Pick every line with "name" from the material below.
** BEGIN MATERIAL SHOWN **
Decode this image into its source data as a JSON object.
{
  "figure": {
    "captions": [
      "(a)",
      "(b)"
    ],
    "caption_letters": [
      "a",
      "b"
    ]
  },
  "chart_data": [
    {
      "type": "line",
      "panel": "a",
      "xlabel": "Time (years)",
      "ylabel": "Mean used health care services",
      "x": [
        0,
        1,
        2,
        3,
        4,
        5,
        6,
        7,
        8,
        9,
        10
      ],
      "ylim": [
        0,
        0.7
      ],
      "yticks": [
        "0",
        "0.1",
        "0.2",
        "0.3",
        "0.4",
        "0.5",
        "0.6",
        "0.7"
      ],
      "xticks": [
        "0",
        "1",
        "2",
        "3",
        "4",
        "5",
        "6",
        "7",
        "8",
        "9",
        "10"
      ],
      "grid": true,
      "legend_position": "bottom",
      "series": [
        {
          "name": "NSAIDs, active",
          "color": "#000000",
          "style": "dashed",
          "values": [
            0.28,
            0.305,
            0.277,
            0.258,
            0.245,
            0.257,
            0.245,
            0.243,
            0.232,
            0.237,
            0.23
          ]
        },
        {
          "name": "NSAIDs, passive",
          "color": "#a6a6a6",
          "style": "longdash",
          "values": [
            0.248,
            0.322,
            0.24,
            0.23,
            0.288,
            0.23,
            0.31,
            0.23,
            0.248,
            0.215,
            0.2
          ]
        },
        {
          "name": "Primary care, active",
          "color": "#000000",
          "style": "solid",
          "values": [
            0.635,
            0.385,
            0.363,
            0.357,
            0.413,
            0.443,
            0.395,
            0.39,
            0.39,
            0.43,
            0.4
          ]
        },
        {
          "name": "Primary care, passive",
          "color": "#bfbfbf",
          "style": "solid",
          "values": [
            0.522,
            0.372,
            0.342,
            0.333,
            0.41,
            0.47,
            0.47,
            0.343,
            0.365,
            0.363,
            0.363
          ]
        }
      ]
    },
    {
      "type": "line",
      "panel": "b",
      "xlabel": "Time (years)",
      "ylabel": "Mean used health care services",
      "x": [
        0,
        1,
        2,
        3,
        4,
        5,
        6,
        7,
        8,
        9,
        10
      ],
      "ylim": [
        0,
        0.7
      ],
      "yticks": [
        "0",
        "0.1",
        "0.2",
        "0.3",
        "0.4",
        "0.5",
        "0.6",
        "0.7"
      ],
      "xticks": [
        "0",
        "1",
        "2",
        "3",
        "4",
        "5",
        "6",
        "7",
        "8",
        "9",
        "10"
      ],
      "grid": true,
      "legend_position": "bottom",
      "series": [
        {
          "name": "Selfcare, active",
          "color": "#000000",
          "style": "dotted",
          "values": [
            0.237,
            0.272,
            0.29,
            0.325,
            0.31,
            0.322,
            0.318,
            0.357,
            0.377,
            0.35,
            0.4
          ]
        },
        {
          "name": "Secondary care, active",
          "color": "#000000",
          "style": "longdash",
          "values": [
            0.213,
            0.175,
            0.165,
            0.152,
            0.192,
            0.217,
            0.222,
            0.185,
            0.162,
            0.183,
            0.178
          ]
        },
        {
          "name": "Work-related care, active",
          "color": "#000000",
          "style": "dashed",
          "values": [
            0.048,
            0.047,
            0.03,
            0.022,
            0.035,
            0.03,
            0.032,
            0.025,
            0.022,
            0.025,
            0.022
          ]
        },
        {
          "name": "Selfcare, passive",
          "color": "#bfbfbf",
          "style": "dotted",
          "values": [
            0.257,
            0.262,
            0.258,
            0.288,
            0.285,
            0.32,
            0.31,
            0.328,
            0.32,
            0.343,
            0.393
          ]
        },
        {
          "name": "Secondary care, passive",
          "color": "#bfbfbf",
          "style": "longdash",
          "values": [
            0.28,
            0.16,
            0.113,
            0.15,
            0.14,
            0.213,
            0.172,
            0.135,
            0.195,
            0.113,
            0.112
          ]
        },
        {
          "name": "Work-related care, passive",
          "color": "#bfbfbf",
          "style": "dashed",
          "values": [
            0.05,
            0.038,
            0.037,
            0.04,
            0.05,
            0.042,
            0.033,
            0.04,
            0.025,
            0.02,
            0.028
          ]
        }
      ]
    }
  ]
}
** END MATERIAL SHOWN **
**ANSWER TO THE PROBLEM**
          "name": "NSAIDs, active",
          "name": "NSAIDs, passive",
          "name": "Primary care, active",
          "name": "Primary care, passive",
          "name": "Selfcare, active",
          "name": "Secondary care, active",
          "name": "Work-related care, active",
          "name": "Selfcare, passive",
          "name": "Secondary care, passive",
          "name": "Work-related care, passive",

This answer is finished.